_The task_: Copy each line of the listing below exactly.

+---+

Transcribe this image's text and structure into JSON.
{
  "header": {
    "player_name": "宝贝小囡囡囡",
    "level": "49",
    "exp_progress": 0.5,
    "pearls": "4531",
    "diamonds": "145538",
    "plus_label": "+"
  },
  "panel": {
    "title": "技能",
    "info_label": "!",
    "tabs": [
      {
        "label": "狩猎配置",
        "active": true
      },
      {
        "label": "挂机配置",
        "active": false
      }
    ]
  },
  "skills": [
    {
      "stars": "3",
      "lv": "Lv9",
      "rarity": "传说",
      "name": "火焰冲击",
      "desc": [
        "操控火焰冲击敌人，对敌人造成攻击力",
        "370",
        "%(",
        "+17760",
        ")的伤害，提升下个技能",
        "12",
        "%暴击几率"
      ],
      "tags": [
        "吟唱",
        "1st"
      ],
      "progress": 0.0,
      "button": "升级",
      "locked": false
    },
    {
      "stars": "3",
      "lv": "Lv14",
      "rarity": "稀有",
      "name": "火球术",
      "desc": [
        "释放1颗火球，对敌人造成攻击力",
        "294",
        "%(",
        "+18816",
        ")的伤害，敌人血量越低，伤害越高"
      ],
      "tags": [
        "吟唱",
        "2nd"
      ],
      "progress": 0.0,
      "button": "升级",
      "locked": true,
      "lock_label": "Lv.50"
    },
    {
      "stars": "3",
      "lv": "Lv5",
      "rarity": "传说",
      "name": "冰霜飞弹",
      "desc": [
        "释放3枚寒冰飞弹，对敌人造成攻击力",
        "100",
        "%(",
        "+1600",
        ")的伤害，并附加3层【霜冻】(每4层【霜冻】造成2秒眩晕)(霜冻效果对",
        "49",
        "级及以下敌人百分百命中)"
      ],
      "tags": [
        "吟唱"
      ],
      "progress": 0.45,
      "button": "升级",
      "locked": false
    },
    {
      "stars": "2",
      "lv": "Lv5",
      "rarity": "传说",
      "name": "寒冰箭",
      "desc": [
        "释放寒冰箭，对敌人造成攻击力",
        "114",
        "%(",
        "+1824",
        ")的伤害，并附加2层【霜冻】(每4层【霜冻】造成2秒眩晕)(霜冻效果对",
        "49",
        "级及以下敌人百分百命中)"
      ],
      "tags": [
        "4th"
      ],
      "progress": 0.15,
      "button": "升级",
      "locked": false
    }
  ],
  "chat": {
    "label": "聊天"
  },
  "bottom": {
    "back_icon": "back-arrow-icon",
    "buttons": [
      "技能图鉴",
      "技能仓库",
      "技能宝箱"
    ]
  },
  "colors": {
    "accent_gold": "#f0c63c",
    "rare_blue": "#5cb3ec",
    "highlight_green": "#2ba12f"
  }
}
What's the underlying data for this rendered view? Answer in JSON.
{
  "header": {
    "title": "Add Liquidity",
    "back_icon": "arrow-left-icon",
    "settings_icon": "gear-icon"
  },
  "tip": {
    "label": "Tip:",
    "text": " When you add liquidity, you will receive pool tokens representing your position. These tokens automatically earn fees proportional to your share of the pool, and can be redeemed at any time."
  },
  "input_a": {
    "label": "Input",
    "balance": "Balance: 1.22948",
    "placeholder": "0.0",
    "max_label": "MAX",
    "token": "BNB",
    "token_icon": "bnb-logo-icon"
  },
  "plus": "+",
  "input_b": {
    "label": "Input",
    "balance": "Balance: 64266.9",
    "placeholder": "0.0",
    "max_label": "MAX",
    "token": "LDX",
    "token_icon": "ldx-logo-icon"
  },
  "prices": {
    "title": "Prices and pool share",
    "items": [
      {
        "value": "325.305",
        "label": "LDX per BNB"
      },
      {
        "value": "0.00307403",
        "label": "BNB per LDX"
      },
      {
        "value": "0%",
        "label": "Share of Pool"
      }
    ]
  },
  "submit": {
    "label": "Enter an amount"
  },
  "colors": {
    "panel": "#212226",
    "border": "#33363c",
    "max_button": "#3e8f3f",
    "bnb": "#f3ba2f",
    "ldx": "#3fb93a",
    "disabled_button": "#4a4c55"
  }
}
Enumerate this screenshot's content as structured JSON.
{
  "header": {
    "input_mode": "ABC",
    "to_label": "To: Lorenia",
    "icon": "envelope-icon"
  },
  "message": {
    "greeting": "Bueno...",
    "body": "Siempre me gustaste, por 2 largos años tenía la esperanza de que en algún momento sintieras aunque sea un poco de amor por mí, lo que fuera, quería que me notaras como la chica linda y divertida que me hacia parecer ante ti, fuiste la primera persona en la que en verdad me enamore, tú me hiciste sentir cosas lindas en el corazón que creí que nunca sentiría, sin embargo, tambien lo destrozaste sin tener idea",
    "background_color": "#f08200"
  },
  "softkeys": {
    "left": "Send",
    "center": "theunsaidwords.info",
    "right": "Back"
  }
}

+---+

_Full output_:
Transcribe this image's text and structure into JSON.
{
  "header": {
    "player_name": "宝贝小囡囡囡",
    "level": "49",
    "exp_progress": 0.5,
    "pearls": "4531",
    "diamonds": "145538",
    "plus_label": "+"
  },
  "panel": {
    "title": "技能",
    "info_label": "!",
    "tabs": [
      {
        "label": "狩猎配置",
        "active": true
      },
      {
        "label": "挂机配置",
        "active": false
      }
    ]
  },
  "skills": [
    {
      "stars": "3",
      "lv": "Lv9",
      "rarity": "传说",
      "name": "火焰冲击",
      "desc": [
        "操控火焰冲击敌人，对敌人造成攻击力",
        "370",
        "%(",
        "+17760",
        ")的伤害，提升下个技能",
        "12",
        "%暴击几率"
      ],
      "tags": [
        "吟唱",
        "1st"
      ],
      "progress": 0.0,
      "button": "升级",
      "locked": false
    },
    {
      "stars": "3",
      "lv": "Lv14",
      "rarity": "稀有",
      "name": "火球术",
      "desc": [
        "释放1颗火球，对敌人造成攻击力",
        "294",
        "%(",
        "+18816",
        ")的伤害，敌人血量越低，伤害越高"
      ],
      "tags": [
        "吟唱",
        "2nd"
      ],
      "progress": 0.0,
      "button": "升级",
      "locked": true,
      "lock_label": "Lv.50"
    },
    {
      "stars": "3",
      "lv": "Lv5",
      "rarity": "传说",
      "name": "冰霜飞弹",
      "desc": [
        "释放3枚寒冰飞弹，对敌人造成攻击力",
        "100",
        "%(",
        "+1600",
        ")的伤害，并附加3层【霜冻】(每4层【霜冻】造成2秒眩晕)(霜冻效果对",
        "49",
        "级及以下敌人百分百命中)"
      ],
      "tags": [
        "吟唱"
      ],
      "progress": 0.45,
      "button": "升级",
      "locked": false
    },
    {
      "stars": "2",
      "lv": "Lv5",
      "rarity": "传说",
      "name": "寒冰箭",
      "desc": [
        "释放寒冰箭，对敌人造成攻击力",
        "114",
        "%(",
        "+1824",
        ")的伤害，并附加2层【霜冻】(每4层【霜冻】造成2秒眩晕)(霜冻效果对",
        "49",
        "级及以下敌人百分百命中)"
      ],
      "tags": [
        "4th"
      ],
      "progress": 0.15,
      "button": "升级",
      "locked": false
    }
  ],
  "chat": {
    "label": "聊天"
  },
  "bottom": {
    "back_icon": "back-arrow-icon",
    "buttons": [
      "技能图鉴",
      "技能仓库",
      "技能宝箱"
    ]
  },
  "colors": {
    "accent_gold": "#f0c63c",
    "rare_blue": "#5cb3ec",
    "highlight_green": "#2ba12f"
  }
}
What's the underlying data for this rendered view? Answer in JSON.
{
  "header": {
    "title": "Add Liquidity",
    "back_icon": "arrow-left-icon",
    "settings_icon": "gear-icon"
  },
  "tip": {
    "label": "Tip:",
    "text": " When you add liquidity, you will receive pool tokens representing your position. These tokens automatically earn fees proportional to your share of the pool, and can be redeemed at any time."
  },
  "input_a": {
    "label": "Input",
    "balance": "Balance: 1.22948",
    "placeholder": "0.0",
    "max_label": "MAX",
    "token": "BNB",
    "token_icon": "bnb-logo-icon"
  },
  "plus": "+",
  "input_b": {
    "label": "Input",
    "balance": "Balance: 64266.9",
    "placeholder": "0.0",
    "max_label": "MAX",
    "token": "LDX",
    "token_icon": "ldx-logo-icon"
  },
  "prices": {
    "title": "Prices and pool share",
    "items": [
      {
        "value": "325.305",
        "label": "LDX per BNB"
      },
      {
        "value": "0.00307403",
        "label": "BNB per LDX"
      },
      {
        "value": "0%",
        "label": "Share of Pool"
      }
    ]
  },
  "submit": {
    "label": "Enter an amount"
  },
  "colors": {
    "panel": "#212226",
    "border": "#33363c",
    "max_button": "#3e8f3f",
    "bnb": "#f3ba2f",
    "ldx": "#3fb93a",
    "disabled_button": "#4a4c55"
  }
}
Enumerate this screenshot's content as structured JSON.
{
  "header": {
    "input_mode": "ABC",
    "to_label": "To: Lorenia",
    "icon": "envelope-icon"
  },
  "message": {
    "greeting": "Bueno...",
    "body": "Siempre me gustaste, por 2 largos años tenía la esperanza de que en algún momento sintieras aunque sea un poco de amor por mí, lo que fuera, quería que me notaras como la chica linda y divertida que me hacia parecer ante ti, fuiste la primera persona en la que en verdad me enamore, tú me hiciste sentir cosas lindas en el corazón que creí que nunca sentiría, sin embargo, tambien lo destrozaste sin tener idea",
    "background_color": "#f08200"
  },
  "softkeys": {
    "left": "Send",
    "center": "theunsaidwords.info",
    "right": "Back"
  }
}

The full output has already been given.